▶ _Data rows_:

********************

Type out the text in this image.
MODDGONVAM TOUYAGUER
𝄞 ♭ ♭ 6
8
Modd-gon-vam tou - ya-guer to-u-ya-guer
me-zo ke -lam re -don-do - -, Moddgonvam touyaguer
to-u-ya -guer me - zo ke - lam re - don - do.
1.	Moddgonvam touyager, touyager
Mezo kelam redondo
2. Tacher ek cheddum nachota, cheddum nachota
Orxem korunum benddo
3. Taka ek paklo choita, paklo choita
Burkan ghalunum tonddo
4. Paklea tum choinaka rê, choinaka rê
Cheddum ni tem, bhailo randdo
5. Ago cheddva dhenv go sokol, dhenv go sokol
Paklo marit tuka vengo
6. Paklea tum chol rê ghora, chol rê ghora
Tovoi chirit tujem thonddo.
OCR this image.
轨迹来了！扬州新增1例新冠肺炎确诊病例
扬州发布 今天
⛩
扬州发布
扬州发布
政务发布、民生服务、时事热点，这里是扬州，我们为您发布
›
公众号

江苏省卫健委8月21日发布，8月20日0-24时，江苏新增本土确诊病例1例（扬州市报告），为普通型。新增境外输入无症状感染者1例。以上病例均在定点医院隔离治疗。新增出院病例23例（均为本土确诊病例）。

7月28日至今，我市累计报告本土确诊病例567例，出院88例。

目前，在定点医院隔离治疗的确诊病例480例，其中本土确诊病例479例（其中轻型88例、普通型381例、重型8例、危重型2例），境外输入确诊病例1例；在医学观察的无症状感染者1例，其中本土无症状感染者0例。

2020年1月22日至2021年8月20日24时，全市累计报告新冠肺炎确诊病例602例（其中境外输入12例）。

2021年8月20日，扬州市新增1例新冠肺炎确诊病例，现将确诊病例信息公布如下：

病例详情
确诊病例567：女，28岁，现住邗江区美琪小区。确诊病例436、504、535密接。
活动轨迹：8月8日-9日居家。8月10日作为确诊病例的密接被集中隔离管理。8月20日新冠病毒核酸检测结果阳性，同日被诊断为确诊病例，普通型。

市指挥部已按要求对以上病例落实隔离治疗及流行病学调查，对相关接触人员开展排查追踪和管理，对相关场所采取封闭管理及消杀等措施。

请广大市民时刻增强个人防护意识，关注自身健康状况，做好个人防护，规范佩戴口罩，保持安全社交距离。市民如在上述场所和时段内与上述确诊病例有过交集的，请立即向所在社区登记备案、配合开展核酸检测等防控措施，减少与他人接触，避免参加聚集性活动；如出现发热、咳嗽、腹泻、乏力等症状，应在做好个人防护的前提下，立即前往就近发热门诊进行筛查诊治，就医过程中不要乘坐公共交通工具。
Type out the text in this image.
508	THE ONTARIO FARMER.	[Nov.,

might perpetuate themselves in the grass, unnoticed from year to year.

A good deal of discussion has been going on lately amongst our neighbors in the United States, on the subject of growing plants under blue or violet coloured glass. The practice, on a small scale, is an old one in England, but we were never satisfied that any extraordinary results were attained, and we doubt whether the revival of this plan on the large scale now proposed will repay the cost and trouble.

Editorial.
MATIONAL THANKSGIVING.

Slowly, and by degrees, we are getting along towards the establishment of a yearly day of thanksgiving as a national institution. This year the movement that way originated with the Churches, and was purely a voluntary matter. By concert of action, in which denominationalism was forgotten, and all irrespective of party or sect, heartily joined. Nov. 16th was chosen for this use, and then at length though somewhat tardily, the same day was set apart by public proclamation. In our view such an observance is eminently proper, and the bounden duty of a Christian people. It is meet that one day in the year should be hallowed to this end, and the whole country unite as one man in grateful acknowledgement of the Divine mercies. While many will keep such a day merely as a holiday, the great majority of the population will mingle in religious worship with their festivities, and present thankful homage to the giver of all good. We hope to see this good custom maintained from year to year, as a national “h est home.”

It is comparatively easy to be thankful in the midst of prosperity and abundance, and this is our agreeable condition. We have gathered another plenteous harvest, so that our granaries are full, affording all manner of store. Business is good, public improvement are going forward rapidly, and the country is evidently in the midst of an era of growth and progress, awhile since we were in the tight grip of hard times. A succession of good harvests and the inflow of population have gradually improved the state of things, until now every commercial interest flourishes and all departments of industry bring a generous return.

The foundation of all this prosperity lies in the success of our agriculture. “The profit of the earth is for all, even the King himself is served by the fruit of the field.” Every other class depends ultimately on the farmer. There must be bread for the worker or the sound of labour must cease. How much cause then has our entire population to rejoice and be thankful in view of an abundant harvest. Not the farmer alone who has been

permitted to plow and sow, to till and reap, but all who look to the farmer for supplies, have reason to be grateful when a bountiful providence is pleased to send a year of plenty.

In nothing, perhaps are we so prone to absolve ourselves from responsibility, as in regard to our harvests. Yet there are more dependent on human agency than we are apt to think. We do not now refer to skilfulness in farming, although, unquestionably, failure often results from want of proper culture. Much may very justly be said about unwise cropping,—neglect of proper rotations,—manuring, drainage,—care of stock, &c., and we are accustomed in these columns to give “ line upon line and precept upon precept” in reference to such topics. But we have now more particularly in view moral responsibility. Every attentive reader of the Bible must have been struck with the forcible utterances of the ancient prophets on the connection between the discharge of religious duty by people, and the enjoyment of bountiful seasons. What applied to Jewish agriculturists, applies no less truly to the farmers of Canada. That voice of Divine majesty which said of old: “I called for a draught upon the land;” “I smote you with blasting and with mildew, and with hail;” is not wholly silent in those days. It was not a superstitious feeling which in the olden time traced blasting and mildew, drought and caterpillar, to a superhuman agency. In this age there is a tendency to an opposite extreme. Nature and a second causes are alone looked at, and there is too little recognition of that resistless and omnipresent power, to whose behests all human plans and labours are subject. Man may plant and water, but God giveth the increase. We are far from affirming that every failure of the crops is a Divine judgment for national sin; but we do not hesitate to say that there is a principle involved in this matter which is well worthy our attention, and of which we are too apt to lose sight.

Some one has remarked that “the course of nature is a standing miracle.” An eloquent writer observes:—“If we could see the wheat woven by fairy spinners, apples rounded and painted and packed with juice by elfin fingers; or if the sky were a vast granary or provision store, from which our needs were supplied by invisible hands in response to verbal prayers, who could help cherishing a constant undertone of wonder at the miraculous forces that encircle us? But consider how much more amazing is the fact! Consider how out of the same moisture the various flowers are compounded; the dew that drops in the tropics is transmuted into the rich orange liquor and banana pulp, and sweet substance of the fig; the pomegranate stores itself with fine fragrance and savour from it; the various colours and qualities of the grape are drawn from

********************

▶ _Task prompt_:
Reproduce the material above exactly; please quote every line of it.

▶ _In response_:
Type out the text in this image.
MODDGONVAM TOUYAGUER
𝄞 ♭ ♭ 6
8
Modd-gon-vam tou - ya-guer to-u-ya-guer
me-zo ke -lam re -don-do - -, Moddgonvam touyaguer
to-u-ya -guer me - zo ke - lam re - don - do.
1.	Moddgonvam touyager, touyager
Mezo kelam redondo
2. Tacher ek cheddum nachota, cheddum nachota
Orxem korunum benddo
3. Taka ek paklo choita, paklo choita
Burkan ghalunum tonddo
4. Paklea tum choinaka rê, choinaka rê
Cheddum ni tem, bhailo randdo
5. Ago cheddva dhenv go sokol, dhenv go sokol
Paklo marit tuka vengo
6. Paklea tum chol rê ghora, chol rê ghora
Tovoi chirit tujem thonddo.
OCR this image.
轨迹来了！扬州新增1例新冠肺炎确诊病例
扬州发布 今天
⛩
扬州发布
扬州发布
政务发布、民生服务、时事热点，这里是扬州，我们为您发布
›
公众号

江苏省卫健委8月21日发布，8月20日0-24时，江苏新增本土确诊病例1例（扬州市报告），为普通型。新增境外输入无症状感染者1例。以上病例均在定点医院隔离治疗。新增出院病例23例（均为本土确诊病例）。

7月28日至今，我市累计报告本土确诊病例567例，出院88例。

目前，在定点医院隔离治疗的确诊病例480例，其中本土确诊病例479例（其中轻型88例、普通型381例、重型8例、危重型2例），境外输入确诊病例1例；在医学观察的无症状感染者1例，其中本土无症状感染者0例。

2020年1月22日至2021年8月20日24时，全市累计报告新冠肺炎确诊病例602例（其中境外输入12例）。

2021年8月20日，扬州市新增1例新冠肺炎确诊病例，现将确诊病例信息公布如下：

病例详情
确诊病例567：女，28岁，现住邗江区美琪小区。确诊病例436、504、535密接。
活动轨迹：8月8日-9日居家。8月10日作为确诊病例的密接被集中隔离管理。8月20日新冠病毒核酸检测结果阳性，同日被诊断为确诊病例，普通型。

市指挥部已按要求对以上病例落实隔离治疗及流行病学调查，对相关接触人员开展排查追踪和管理，对相关场所采取封闭管理及消杀等措施。

请广大市民时刻增强个人防护意识，关注自身健康状况，做好个人防护，规范佩戴口罩，保持安全社交距离。市民如在上述场所和时段内与上述确诊病例有过交集的，请立即向所在社区登记备案、配合开展核酸检测等防控措施，减少与他人接触，避免参加聚集性活动；如出现发热、咳嗽、腹泻、乏力等症状，应在做好个人防护的前提下，立即前往就近发热门诊进行筛查诊治，就医过程中不要乘坐公共交通工具。
Type out the text in this image.
508	THE ONTARIO FARMER.	[Nov.,

might perpetuate themselves in the grass, unnoticed from year to year.

A good deal of discussion has been going on lately amongst our neighbors in the United States, on the subject of growing plants under blue or violet coloured glass. The practice, on a small scale, is an old one in England, but we were never satisfied that any extraordinary results were attained, and we doubt whether the revival of this plan on the large scale now proposed will repay the cost and trouble.

Editorial.
MATIONAL THANKSGIVING.

Slowly, and by degrees, we are getting along towards the establishment of a yearly day of thanksgiving as a national institution. This year the movement that way originated with the Churches, and was purely a voluntary matter. By concert of action, in which denominationalism was forgotten, and all irrespective of party or sect, heartily joined. Nov. 16th was chosen for this use, and then at length though somewhat tardily, the same day was set apart by public proclamation. In our view such an observance is eminently proper, and the bounden duty of a Christian people. It is meet that one day in the year should be hallowed to this end, and the whole country unite as one man in grateful acknowledgement of the Divine mercies. While many will keep such a day merely as a holiday, the great majority of the population will mingle in religious worship with their festivities, and present thankful homage to the giver of all good. We hope to see this good custom maintained from year to year, as a national “h est home.”

It is comparatively easy to be thankful in the midst of prosperity and abundance, and this is our agreeable condition. We have gathered another plenteous harvest, so that our granaries are full, affording all manner of store. Business is good, public improvement are going forward rapidly, and the country is evidently in the midst of an era of growth and progress, awhile since we were in the tight grip of hard times. A succession of good harvests and the inflow of population have gradually improved the state of things, until now every commercial interest flourishes and all departments of industry bring a generous return.

The foundation of all this prosperity lies in the success of our agriculture. “The profit of the earth is for all, even the King himself is served by the fruit of the field.” Every other class depends ultimately on the farmer. There must be bread for the worker or the sound of labour must cease. How much cause then has our entire population to rejoice and be thankful in view of an abundant harvest. Not the farmer alone who has been

permitted to plow and sow, to till and reap, but all who look to the farmer for supplies, have reason to be grateful when a bountiful providence is pleased to send a year of plenty.

In nothing, perhaps are we so prone to absolve ourselves from responsibility, as in regard to our harvests. Yet there are more dependent on human agency than we are apt to think. We do not now refer to skilfulness in farming, although, unquestionably, failure often results from want of proper culture. Much may very justly be said about unwise cropping,—neglect of proper rotations,—manuring, drainage,—care of stock, &c., and we are accustomed in these columns to give “ line upon line and precept upon precept” in reference to such topics. But we have now more particularly in view moral responsibility. Every attentive reader of the Bible must have been struck with the forcible utterances of the ancient prophets on the connection between the discharge of religious duty by people, and the enjoyment of bountiful seasons. What applied to Jewish agriculturists, applies no less truly to the farmers of Canada. That voice of Divine majesty which said of old: “I called for a draught upon the land;” “I smote you with blasting and with mildew, and with hail;” is not wholly silent in those days. It was not a superstitious feeling which in the olden time traced blasting and mildew, drought and caterpillar, to a superhuman agency. In this age there is a tendency to an opposite extreme. Nature and a second causes are alone looked at, and there is too little recognition of that resistless and omnipresent power, to whose behests all human plans and labours are subject. Man may plant and water, but God giveth the increase. We are far from affirming that every failure of the crops is a Divine judgment for national sin; but we do not hesitate to say that there is a principle involved in this matter which is well worthy our attention, and of which we are too apt to lose sight.

Some one has remarked that “the course of nature is a standing miracle.” An eloquent writer observes:—“If we could see the wheat woven by fairy spinners, apples rounded and painted and packed with juice by elfin fingers; or if the sky were a vast granary or provision store, from which our needs were supplied by invisible hands in response to verbal prayers, who could help cherishing a constant undertone of wonder at the miraculous forces that encircle us? But consider how much more amazing is the fact! Consider how out of the same moisture the various flowers are compounded; the dew that drops in the tropics is transmuted into the rich orange liquor and banana pulp, and sweet substance of the fig; the pomegranate stores itself with fine fragrance and savour from it; the various colours and qualities of the grape are drawn from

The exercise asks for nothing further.